▶ _WORK INSTRUCTIONS_
Update the lines from the one holding "bar-R2024: [82, 947, 448, 962]" through the one holding "bar-row: 1 R2021 316: [0, 211, 750, 230]", inclusive: write them out again with "series-label" changed to "axis-label" and nothing else altered.

▶ _THE RECORDS_
* Start *

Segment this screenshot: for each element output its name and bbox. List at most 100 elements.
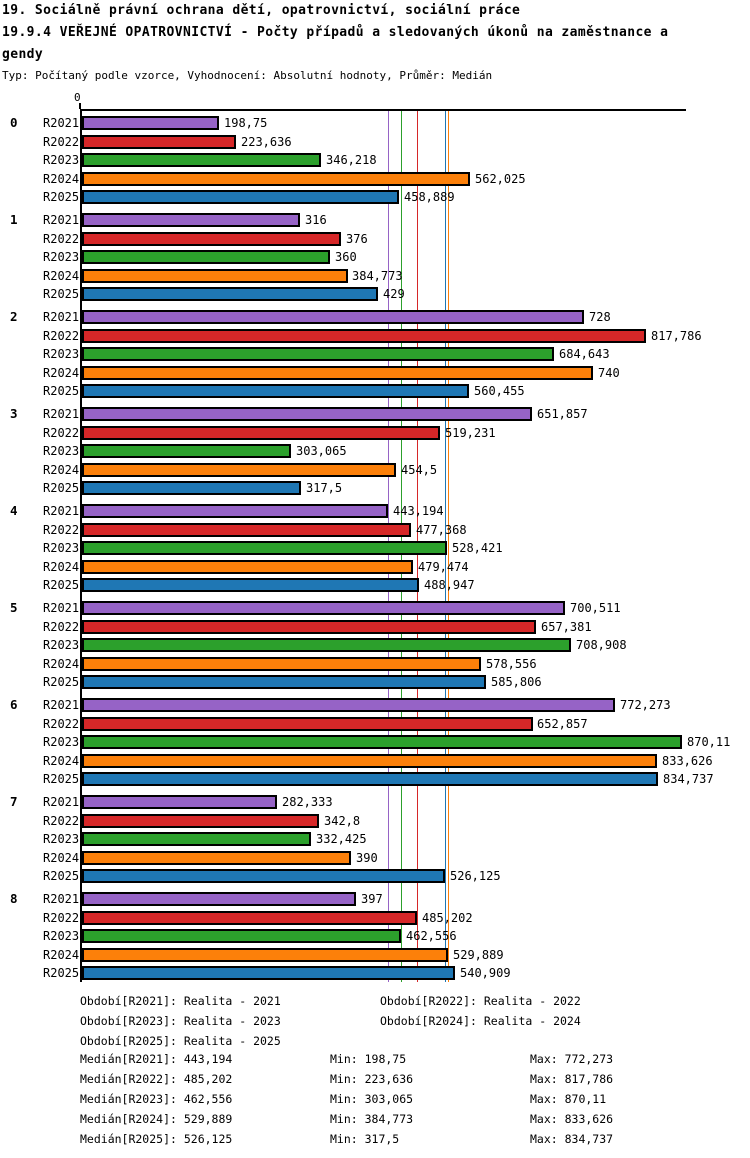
bar-R2024: [82, 947, 448, 962]
bar-value-label: 684,643: [559, 347, 610, 361]
series-label: R2023: [43, 444, 80, 458]
bar-value-label: 458,889: [404, 190, 455, 204]
bar-row: R2024 833,626: [0, 752, 750, 771]
series-label: R2023: [43, 347, 80, 361]
bar-row: 1 R2021 316: [0, 211, 750, 230]
report-title-line2: 19.9.4 VEŘEJNÉ OPATROVNICTVÍ - Počty pří…: [2, 25, 669, 40]
group-label: 2: [10, 309, 18, 324]
bar-value-label: 540,909: [460, 966, 511, 980]
bar-value-label: 834,737: [663, 772, 714, 786]
group-label: 3: [10, 406, 18, 421]
bar-row: R2024 562,025: [0, 170, 750, 189]
bar-R2022: [82, 910, 417, 925]
bar-R2022: [82, 425, 441, 440]
bar-value-label: 817,786: [651, 328, 702, 343]
bar-value-label: 700,511: [570, 601, 621, 615]
stat-median: Medián[R2025]: 526,125: [80, 1132, 233, 1146]
bar-row: 5 R2021 700,511: [0, 599, 750, 618]
stat-min: Min: 198,75: [330, 1052, 407, 1066]
bar-value-label: 223,636: [241, 134, 292, 149]
bar-row: R2023 346,218: [0, 151, 750, 170]
group-label: 6: [10, 697, 18, 712]
bar-row: 0 R2021 198,75: [0, 114, 750, 133]
series-label: R2025: [43, 384, 80, 398]
series-label: R2025: [43, 966, 80, 980]
bar-value-label: 332,425: [316, 832, 367, 846]
bar-group-6: 6 R2021 772,273 R2022 652,857 R2023 870,11 R202…: [0, 696, 750, 789]
bar-value-label: 708,908: [576, 638, 627, 652]
bar-row: R2022 817,786: [0, 327, 750, 346]
bar-R2022: [82, 522, 412, 537]
stat-min: Min: 303,065: [330, 1092, 414, 1106]
bar-group-1: 1 R2021 316 R2022 376 R2023 360 R2024 384,773 R20…: [0, 211, 750, 304]
bar-R2025: [82, 772, 658, 786]
series-label: R2023: [43, 638, 80, 652]
series-label: R2021: [43, 698, 80, 712]
series-label: R2021: [43, 407, 80, 421]
series-label: R2024: [43, 171, 80, 186]
bar-value-label: 462,556: [406, 929, 457, 943]
bar-R2023: [82, 250, 331, 264]
bar-value-label: 384,773: [352, 268, 403, 283]
bar-R2022: [82, 716, 533, 731]
bar-row: R2024 479,474: [0, 558, 750, 577]
bar-row: R2023 528,421: [0, 539, 750, 558]
bar-row: R2024 529,889: [0, 946, 750, 965]
bar-R2022: [82, 328, 647, 343]
bar-R2024: [82, 559, 413, 574]
series-label: R2025: [43, 578, 80, 592]
bar-value-label: 772,273: [620, 698, 671, 712]
stat-min: Min: 317,5: [330, 1132, 400, 1146]
bar-value-label: 346,218: [326, 153, 377, 167]
category-axis-line: [80, 109, 82, 982]
series-label: R2021: [43, 795, 80, 809]
series-label: R2025: [43, 287, 80, 301]
bar-R2024: [82, 268, 348, 283]
bar-row: R2024 384,773: [0, 267, 750, 286]
bar-group-7: 7 R2021 282,333 R2022 342,8 R2023 332,425 R2024…: [0, 793, 750, 886]
bar-value-label: 529,889: [453, 947, 504, 962]
bar-value-label: 198,75: [224, 116, 268, 130]
bar-R2022: [82, 231, 342, 246]
bar-value-label: 429: [383, 287, 405, 301]
bar-R2025: [82, 578, 420, 592]
bar-value-label: 528,421: [452, 541, 503, 555]
bar-R2021: [82, 601, 566, 615]
series-label: R2024: [43, 947, 80, 962]
stat-max: Max: 833,626: [530, 1112, 614, 1126]
bar-R2021: [82, 116, 220, 130]
bar-value-label: 740: [598, 365, 620, 380]
bar-group-4: 4 R2021 443,194 R2022 477,368 R2023 528,421 R20…: [0, 502, 750, 595]
bar-value-label: 376: [346, 231, 368, 246]
bar-R2025: [82, 190, 399, 204]
bar-row: R2024 740: [0, 364, 750, 383]
bar-value-label: 519,231: [445, 425, 496, 440]
bar-row: R2023 870,11: [0, 733, 750, 752]
bar-value-label: 657,381: [541, 619, 592, 634]
bar-row: R2023 332,425: [0, 830, 750, 849]
bar-R2021: [82, 407, 532, 421]
bar-value-label: 282,333: [282, 795, 333, 809]
bar-R2024: [82, 753, 658, 768]
series-label: R2024: [43, 753, 80, 768]
bar-row: R2025 488,947: [0, 576, 750, 595]
series-label: R2024: [43, 268, 80, 283]
stat-median: Medián[R2021]: 443,194: [80, 1052, 233, 1066]
bar-row: 8 R2021 397: [0, 890, 750, 909]
bar-value-label: 316: [305, 213, 327, 227]
bar-group-3: 3 R2021 651,857 R2022 519,231 R2023 303,065 R20…: [0, 405, 750, 498]
series-label: R2023: [43, 735, 80, 749]
bar-value-label: 397: [361, 892, 383, 906]
bar-R2023: [82, 541, 447, 555]
bar-value-label: 651,857: [537, 407, 588, 421]
bar-row: R2023 360: [0, 248, 750, 267]
bar-R2024: [82, 850, 352, 865]
group-label: 4: [10, 503, 18, 518]
bar-R2024: [82, 365, 593, 380]
bar-row: 7 R2021 282,333: [0, 793, 750, 812]
bar-row: R2022 485,202: [0, 909, 750, 928]
bar-row: 6 R2021 772,273: [0, 696, 750, 715]
series-label: R2021: [43, 504, 80, 518]
series-label: R2023: [43, 929, 80, 943]
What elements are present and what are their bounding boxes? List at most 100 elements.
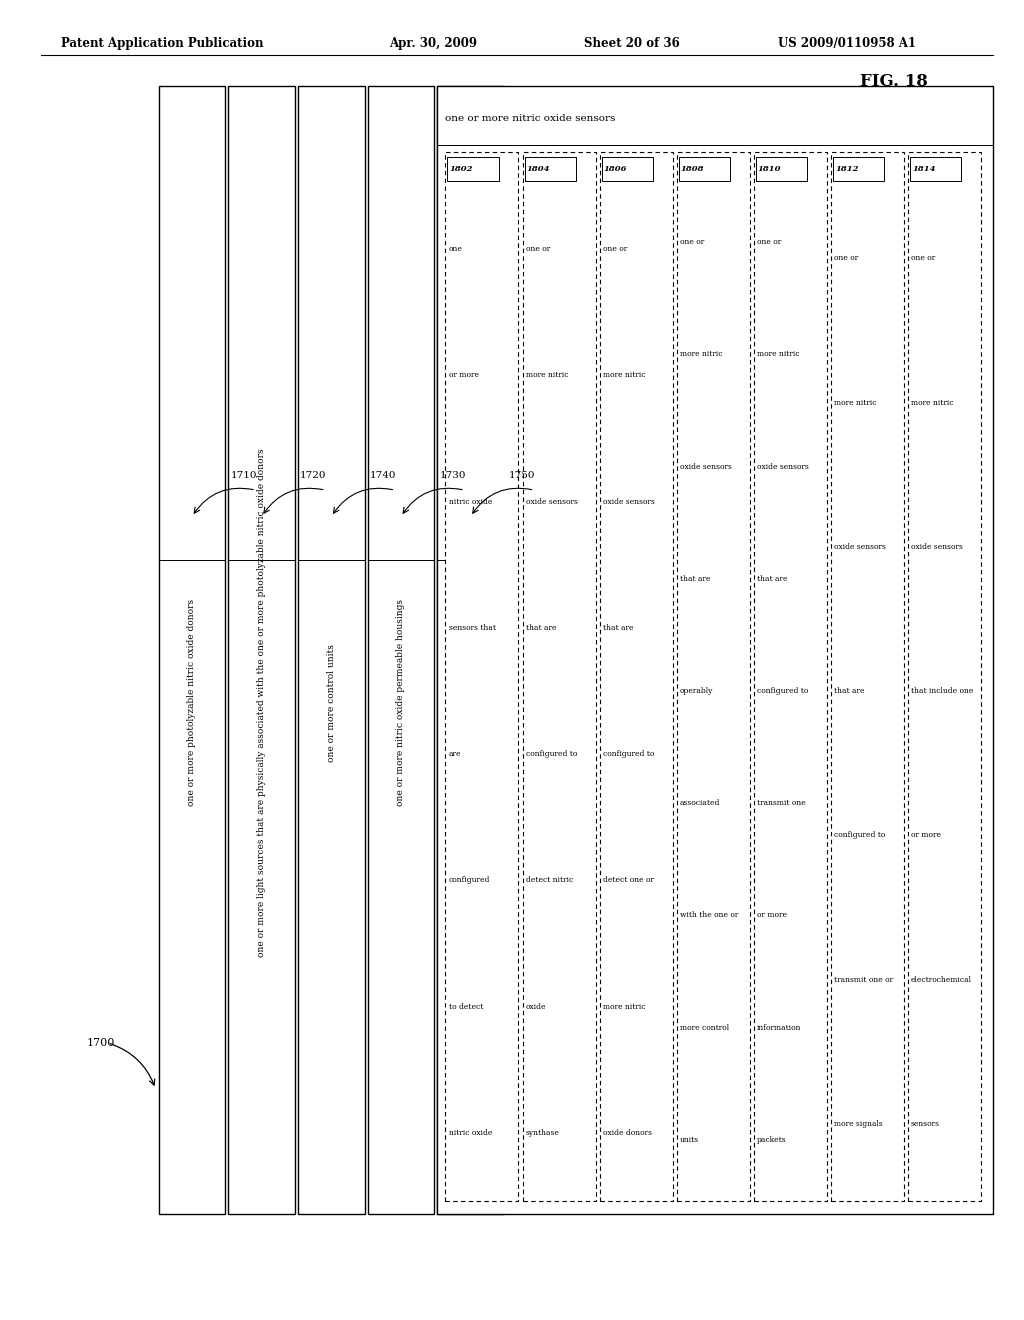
- Text: more nitric: more nitric: [834, 399, 877, 407]
- Text: one or: one or: [911, 255, 935, 263]
- Text: configured to: configured to: [603, 750, 654, 758]
- Text: electrochemical: electrochemical: [911, 975, 972, 983]
- Text: that are: that are: [525, 624, 556, 632]
- Text: 1720: 1720: [300, 471, 327, 479]
- Text: that are: that are: [603, 624, 633, 632]
- Text: oxide sensors: oxide sensors: [680, 462, 732, 471]
- Text: oxide sensors: oxide sensors: [911, 543, 963, 550]
- Text: 1810: 1810: [758, 165, 781, 173]
- Bar: [437, 86, 504, 1214]
- Text: nitric oxide: nitric oxide: [449, 1129, 492, 1137]
- Text: synthase: synthase: [525, 1129, 559, 1137]
- Text: nitric oxide: nitric oxide: [449, 498, 492, 506]
- Text: oxide sensors: oxide sensors: [834, 543, 886, 550]
- Text: to detect: to detect: [449, 1003, 483, 1011]
- Text: one or: one or: [757, 238, 781, 247]
- Text: one or: one or: [834, 255, 858, 263]
- Bar: [228, 86, 295, 1214]
- Text: sensors: sensors: [911, 1119, 940, 1127]
- Text: or more: or more: [449, 371, 478, 379]
- Bar: [756, 157, 807, 181]
- Text: oxide sensors: oxide sensors: [757, 462, 809, 471]
- Text: one or more nitric oxide permeable housings: one or more nitric oxide permeable housi…: [396, 599, 406, 807]
- Text: one or: one or: [525, 246, 550, 253]
- Text: transmit one or: transmit one or: [834, 975, 893, 983]
- Text: more nitric: more nitric: [911, 399, 953, 407]
- Text: associated: associated: [680, 799, 720, 808]
- Text: with the one or: with the one or: [680, 911, 738, 920]
- Text: 1740: 1740: [370, 471, 396, 479]
- Text: one or more control units: one or more control units: [327, 644, 336, 762]
- Text: that are: that are: [834, 686, 864, 696]
- Text: configured to: configured to: [757, 686, 808, 696]
- Text: configured to: configured to: [525, 750, 577, 758]
- Text: 1814: 1814: [912, 165, 936, 173]
- Text: FIG. 18: FIG. 18: [860, 73, 928, 90]
- Text: more control: more control: [680, 1023, 729, 1032]
- Text: 1700: 1700: [87, 1038, 116, 1048]
- Bar: [679, 157, 730, 181]
- Text: 1730: 1730: [439, 471, 466, 479]
- Text: 1710: 1710: [230, 471, 257, 479]
- Text: oxide donors: oxide donors: [603, 1129, 651, 1137]
- Bar: [833, 157, 884, 181]
- Bar: [910, 157, 962, 181]
- Text: more nitric: more nitric: [603, 1003, 645, 1011]
- Text: Apr. 30, 2009: Apr. 30, 2009: [389, 37, 477, 50]
- Text: oxide sensors: oxide sensors: [603, 498, 654, 506]
- Text: or more: or more: [757, 911, 786, 920]
- Text: transmit one: transmit one: [757, 799, 806, 808]
- Bar: [600, 152, 673, 1201]
- Text: more signals: more signals: [834, 1119, 883, 1127]
- Text: one or more light sources that are physically associated with the one or more ph: one or more light sources that are physi…: [257, 449, 266, 957]
- Text: US 2009/0110958 A1: US 2009/0110958 A1: [778, 37, 916, 50]
- Bar: [159, 86, 225, 1214]
- Bar: [754, 152, 826, 1201]
- Bar: [677, 152, 750, 1201]
- Text: one or more nitric oxide sensors: one or more nitric oxide sensors: [466, 628, 475, 777]
- Text: detect one or: detect one or: [603, 876, 653, 884]
- Text: one or: one or: [603, 246, 627, 253]
- Text: 1808: 1808: [681, 165, 705, 173]
- Text: oxide: oxide: [525, 1003, 546, 1011]
- Bar: [368, 86, 434, 1214]
- Text: are: are: [449, 750, 461, 758]
- Text: 1750: 1750: [509, 471, 536, 479]
- Bar: [524, 157, 575, 181]
- Text: or more: or more: [911, 832, 941, 840]
- Text: packets: packets: [757, 1135, 786, 1144]
- Bar: [908, 152, 981, 1201]
- Text: detect nitric: detect nitric: [525, 876, 572, 884]
- Text: that include one: that include one: [911, 686, 974, 696]
- Text: units: units: [680, 1135, 699, 1144]
- Bar: [437, 86, 993, 1214]
- Bar: [298, 86, 365, 1214]
- Text: one or more photolyzable nitric oxide donors: one or more photolyzable nitric oxide do…: [187, 599, 197, 807]
- Bar: [522, 152, 596, 1201]
- Bar: [447, 157, 499, 181]
- Text: one: one: [449, 246, 463, 253]
- Text: more nitric: more nitric: [525, 371, 568, 379]
- Text: 1802: 1802: [450, 165, 473, 173]
- Text: that are: that are: [680, 574, 711, 583]
- Text: one or: one or: [680, 238, 705, 247]
- Text: 1806: 1806: [604, 165, 628, 173]
- Bar: [830, 152, 904, 1201]
- Text: configured to: configured to: [834, 832, 886, 840]
- Text: configured: configured: [449, 876, 489, 884]
- Text: 1804: 1804: [526, 165, 550, 173]
- Text: that are: that are: [757, 574, 787, 583]
- Text: Sheet 20 of 36: Sheet 20 of 36: [584, 37, 680, 50]
- Bar: [602, 157, 652, 181]
- Bar: [445, 152, 518, 1201]
- Text: 1812: 1812: [835, 165, 858, 173]
- Text: more nitric: more nitric: [757, 350, 800, 359]
- Text: more nitric: more nitric: [680, 350, 722, 359]
- Text: sensors that: sensors that: [449, 624, 496, 632]
- Text: one or more nitric oxide sensors: one or more nitric oxide sensors: [445, 115, 615, 123]
- Text: more nitric: more nitric: [603, 371, 645, 379]
- Text: information: information: [757, 1023, 802, 1032]
- Text: operably: operably: [680, 686, 713, 696]
- Text: Patent Application Publication: Patent Application Publication: [61, 37, 264, 50]
- Text: oxide sensors: oxide sensors: [525, 498, 578, 506]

* End *

▶ _FULL SOLUTION_
bar-R2024: [82, 947, 448, 962]
bar-value-label: 684,643: [559, 347, 610, 361]
axis-label: R2023: [43, 444, 80, 458]
bar-value-label: 458,889: [404, 190, 455, 204]
bar-row: R2024 833,626: [0, 752, 750, 771]
axis-label: R2023: [43, 347, 80, 361]
bar-row: 1 R2021 316: [0, 211, 750, 230]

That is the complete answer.